⟨

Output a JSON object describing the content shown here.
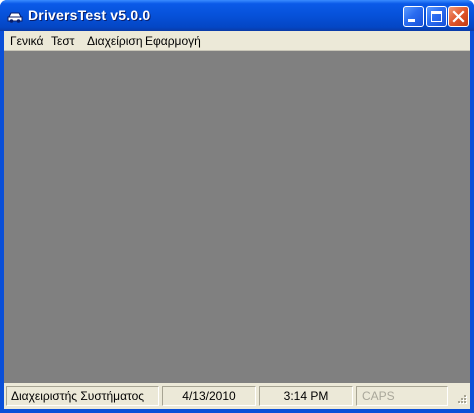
{
  "window": {
    "title": "DriversTest v5.0.0"
  },
  "menu": {
    "items": [
      "Γενικά",
      "Τεστ",
      "Διαχείριση",
      "Εφαρμογή"
    ]
  },
  "statusbar": {
    "user": "Διαχειριστής Συστήματος",
    "date": "4/13/2010",
    "time": "3:14 PM",
    "caps": "CAPS"
  },
  "colors": {
    "titlebar": "#0651d9",
    "mdi_background": "#808080",
    "chrome": "#ece9d8"
  }
}
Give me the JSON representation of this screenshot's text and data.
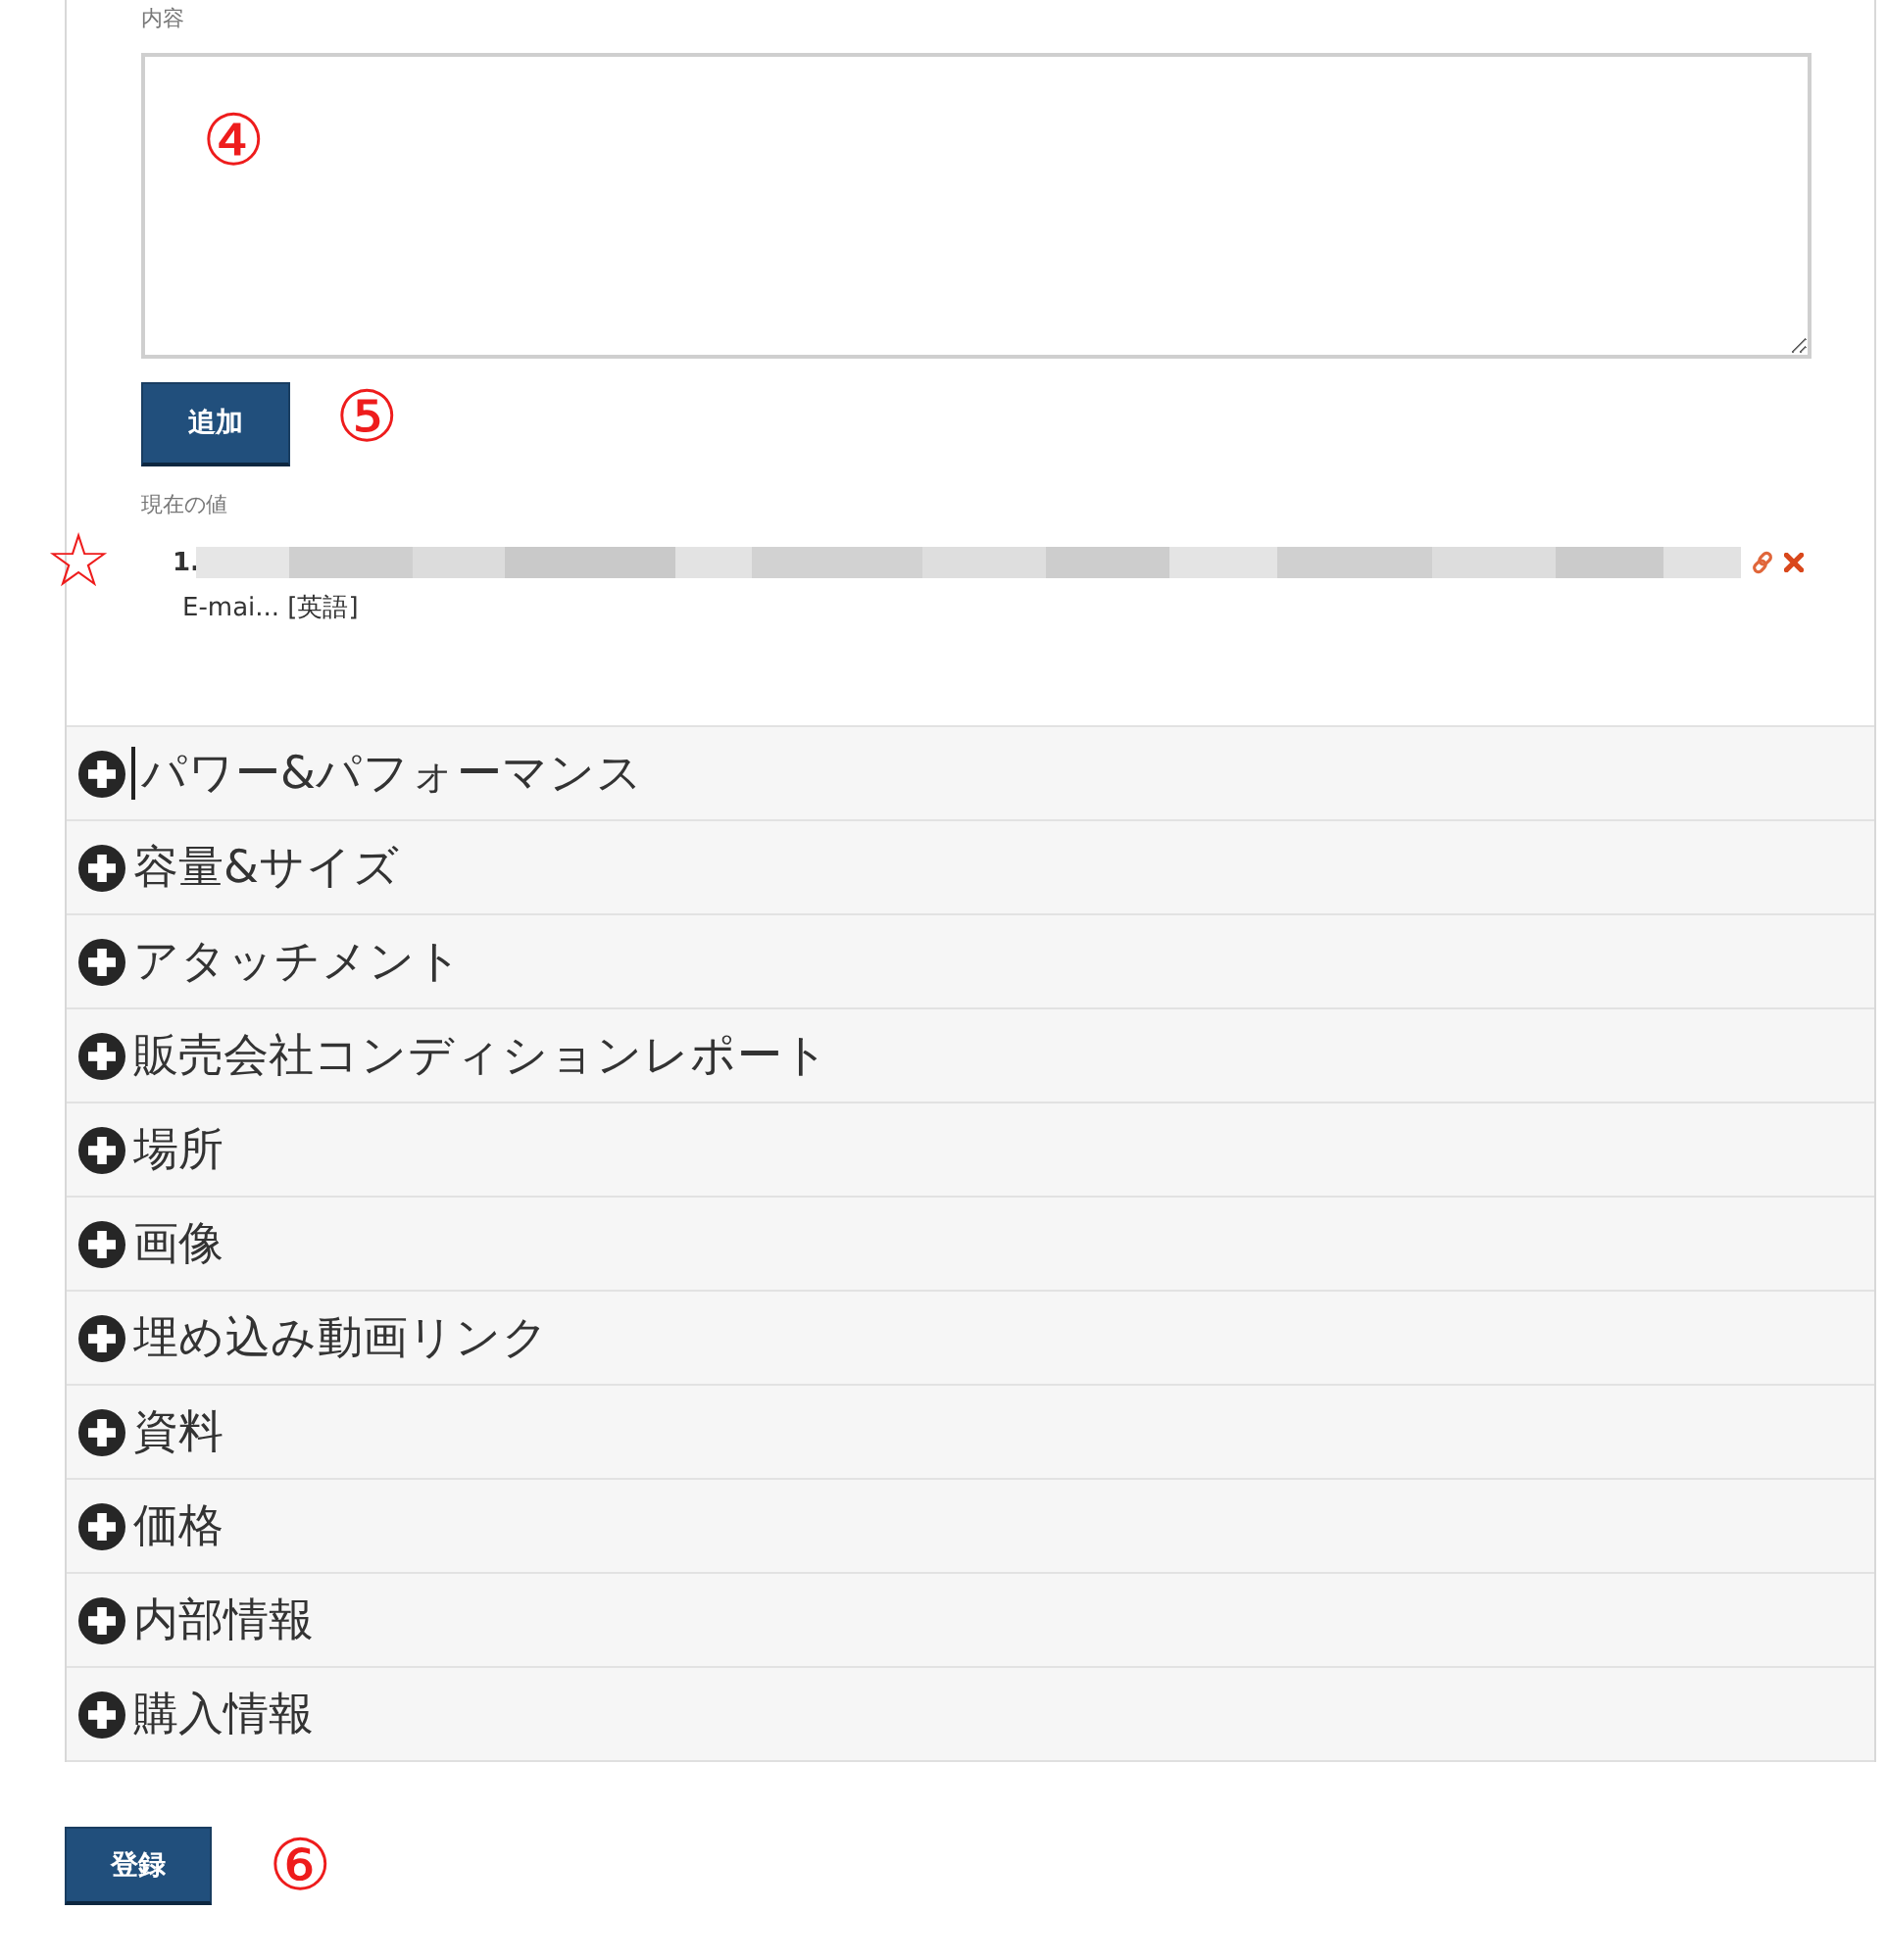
{
  "content_field": {
    "label": "内容",
    "annotation": "④"
  },
  "add_button": {
    "label": "追加",
    "annotation": "⑤"
  },
  "current_values": {
    "label": "現在の値",
    "items": [
      {
        "number": "1.",
        "redacted": true,
        "subtext": "E-mai... [英語]",
        "annotation": "☆"
      }
    ]
  },
  "sections": [
    {
      "title": "パワー&パフォーマンス",
      "expanded": false,
      "cursor": true
    },
    {
      "title": "容量&サイズ",
      "expanded": false,
      "cursor": false
    },
    {
      "title": "アタッチメント",
      "expanded": false,
      "cursor": false
    },
    {
      "title": "販売会社コンディションレポート",
      "expanded": false,
      "cursor": false
    },
    {
      "title": "場所",
      "expanded": false,
      "cursor": false
    },
    {
      "title": "画像",
      "expanded": false,
      "cursor": false
    },
    {
      "title": "埋め込み動画リンク",
      "expanded": false,
      "cursor": false
    },
    {
      "title": "資料",
      "expanded": false,
      "cursor": false
    },
    {
      "title": "価格",
      "expanded": false,
      "cursor": false
    },
    {
      "title": "内部情報",
      "expanded": false,
      "cursor": false
    },
    {
      "title": "購入情報",
      "expanded": false,
      "cursor": false
    }
  ],
  "submit_button": {
    "label": "登録",
    "annotation": "⑥"
  }
}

⟩

TASK DETAILS –
Return the listing above word for word, with the pictures removed.

SOLUTION FOR THIS EXERCISE –
Output a JSON object describing the content shown here.
{
  "window": {
    "title": "DriversTest v5.0.0"
  },
  "menu": {
    "items": [
      "Γενικά",
      "Τεστ",
      "Διαχείριση",
      "Εφαρμογή"
    ]
  },
  "statusbar": {
    "user": "Διαχειριστής Συστήματος",
    "date": "4/13/2010",
    "time": "3:14 PM",
    "caps": "CAPS"
  },
  "colors": {
    "titlebar": "#0651d9",
    "mdi_background": "#808080",
    "chrome": "#ece9d8"
  }
}
Give me the JSON representation of this screenshot's text and data.
{
  "content_field": {
    "label": "内容",
    "annotation": "④"
  },
  "add_button": {
    "label": "追加",
    "annotation": "⑤"
  },
  "current_values": {
    "label": "現在の値",
    "items": [
      {
        "number": "1.",
        "redacted": true,
        "subtext": "E-mai... [英語]",
        "annotation": "☆"
      }
    ]
  },
  "sections": [
    {
      "title": "パワー&パフォーマンス",
      "expanded": false,
      "cursor": true
    },
    {
      "title": "容量&サイズ",
      "expanded": false,
      "cursor": false
    },
    {
      "title": "アタッチメント",
      "expanded": false,
      "cursor": false
    },
    {
      "title": "販売会社コンディションレポート",
      "expanded": false,
      "cursor": false
    },
    {
      "title": "場所",
      "expanded": false,
      "cursor": false
    },
    {
      "title": "画像",
      "expanded": false,
      "cursor": false
    },
    {
      "title": "埋め込み動画リンク",
      "expanded": false,
      "cursor": false
    },
    {
      "title": "資料",
      "expanded": false,
      "cursor": false
    },
    {
      "title": "価格",
      "expanded": false,
      "cursor": false
    },
    {
      "title": "内部情報",
      "expanded": false,
      "cursor": false
    },
    {
      "title": "購入情報",
      "expanded": false,
      "cursor": false
    }
  ],
  "submit_button": {
    "label": "登録",
    "annotation": "⑥"
  }
}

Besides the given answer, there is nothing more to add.